Goal of the exercise: Search the records for "name". Copy every line where it appears.

Stored dataset items:
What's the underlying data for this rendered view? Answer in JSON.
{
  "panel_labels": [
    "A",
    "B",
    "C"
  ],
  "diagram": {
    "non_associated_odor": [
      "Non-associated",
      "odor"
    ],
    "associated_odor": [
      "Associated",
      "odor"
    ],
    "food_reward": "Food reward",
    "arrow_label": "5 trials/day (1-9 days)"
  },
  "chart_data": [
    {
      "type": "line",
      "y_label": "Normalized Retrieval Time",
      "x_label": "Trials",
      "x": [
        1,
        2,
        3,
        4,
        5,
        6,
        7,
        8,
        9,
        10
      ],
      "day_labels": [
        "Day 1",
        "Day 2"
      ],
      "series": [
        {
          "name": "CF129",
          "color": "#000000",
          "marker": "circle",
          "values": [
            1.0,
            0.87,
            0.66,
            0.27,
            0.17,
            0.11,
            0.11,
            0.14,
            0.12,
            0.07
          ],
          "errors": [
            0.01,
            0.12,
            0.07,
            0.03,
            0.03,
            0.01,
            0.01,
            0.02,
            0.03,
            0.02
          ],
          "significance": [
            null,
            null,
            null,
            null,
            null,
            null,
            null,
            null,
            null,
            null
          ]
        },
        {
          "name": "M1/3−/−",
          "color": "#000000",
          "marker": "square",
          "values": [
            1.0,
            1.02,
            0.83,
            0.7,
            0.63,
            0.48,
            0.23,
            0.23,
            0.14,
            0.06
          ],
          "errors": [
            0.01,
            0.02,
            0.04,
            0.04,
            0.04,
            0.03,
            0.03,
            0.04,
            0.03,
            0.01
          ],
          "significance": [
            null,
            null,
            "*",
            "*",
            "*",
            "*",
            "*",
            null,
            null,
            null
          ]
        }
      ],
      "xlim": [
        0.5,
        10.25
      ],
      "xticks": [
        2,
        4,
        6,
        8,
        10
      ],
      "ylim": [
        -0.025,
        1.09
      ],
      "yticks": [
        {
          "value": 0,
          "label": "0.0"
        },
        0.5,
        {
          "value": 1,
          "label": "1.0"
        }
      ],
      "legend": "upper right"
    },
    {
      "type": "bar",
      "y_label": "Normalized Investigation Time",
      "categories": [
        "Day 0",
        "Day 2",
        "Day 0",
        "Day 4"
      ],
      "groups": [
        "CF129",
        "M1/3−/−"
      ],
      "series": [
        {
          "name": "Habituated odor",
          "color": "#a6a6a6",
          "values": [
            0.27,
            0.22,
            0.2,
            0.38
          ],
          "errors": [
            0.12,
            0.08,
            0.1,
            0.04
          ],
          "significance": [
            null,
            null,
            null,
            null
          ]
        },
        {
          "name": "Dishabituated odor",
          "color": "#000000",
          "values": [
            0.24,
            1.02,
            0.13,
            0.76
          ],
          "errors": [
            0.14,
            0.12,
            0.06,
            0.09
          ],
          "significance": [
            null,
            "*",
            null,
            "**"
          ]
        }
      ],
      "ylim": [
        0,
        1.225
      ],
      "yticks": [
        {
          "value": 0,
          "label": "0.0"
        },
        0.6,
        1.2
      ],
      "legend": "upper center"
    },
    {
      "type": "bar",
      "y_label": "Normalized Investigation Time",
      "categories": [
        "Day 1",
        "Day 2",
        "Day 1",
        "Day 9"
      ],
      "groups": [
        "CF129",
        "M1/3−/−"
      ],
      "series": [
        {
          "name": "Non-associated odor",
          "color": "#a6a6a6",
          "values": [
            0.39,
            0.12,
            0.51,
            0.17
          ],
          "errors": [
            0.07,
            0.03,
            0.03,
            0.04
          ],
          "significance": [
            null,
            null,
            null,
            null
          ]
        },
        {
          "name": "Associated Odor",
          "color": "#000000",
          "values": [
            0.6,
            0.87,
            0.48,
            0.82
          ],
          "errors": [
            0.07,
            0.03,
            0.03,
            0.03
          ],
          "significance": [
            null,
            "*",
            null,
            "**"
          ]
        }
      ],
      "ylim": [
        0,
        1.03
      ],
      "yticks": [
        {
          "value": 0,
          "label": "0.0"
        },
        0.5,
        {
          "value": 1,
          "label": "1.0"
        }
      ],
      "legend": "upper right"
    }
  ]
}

Output of the task:
          "name": "CF129",
          "name": "M1/3−/−",
          "name": "Habituated odor",
          "name": "Dishabituated odor",
          "name": "Non-associated odor",
          "name": "Associated Odor",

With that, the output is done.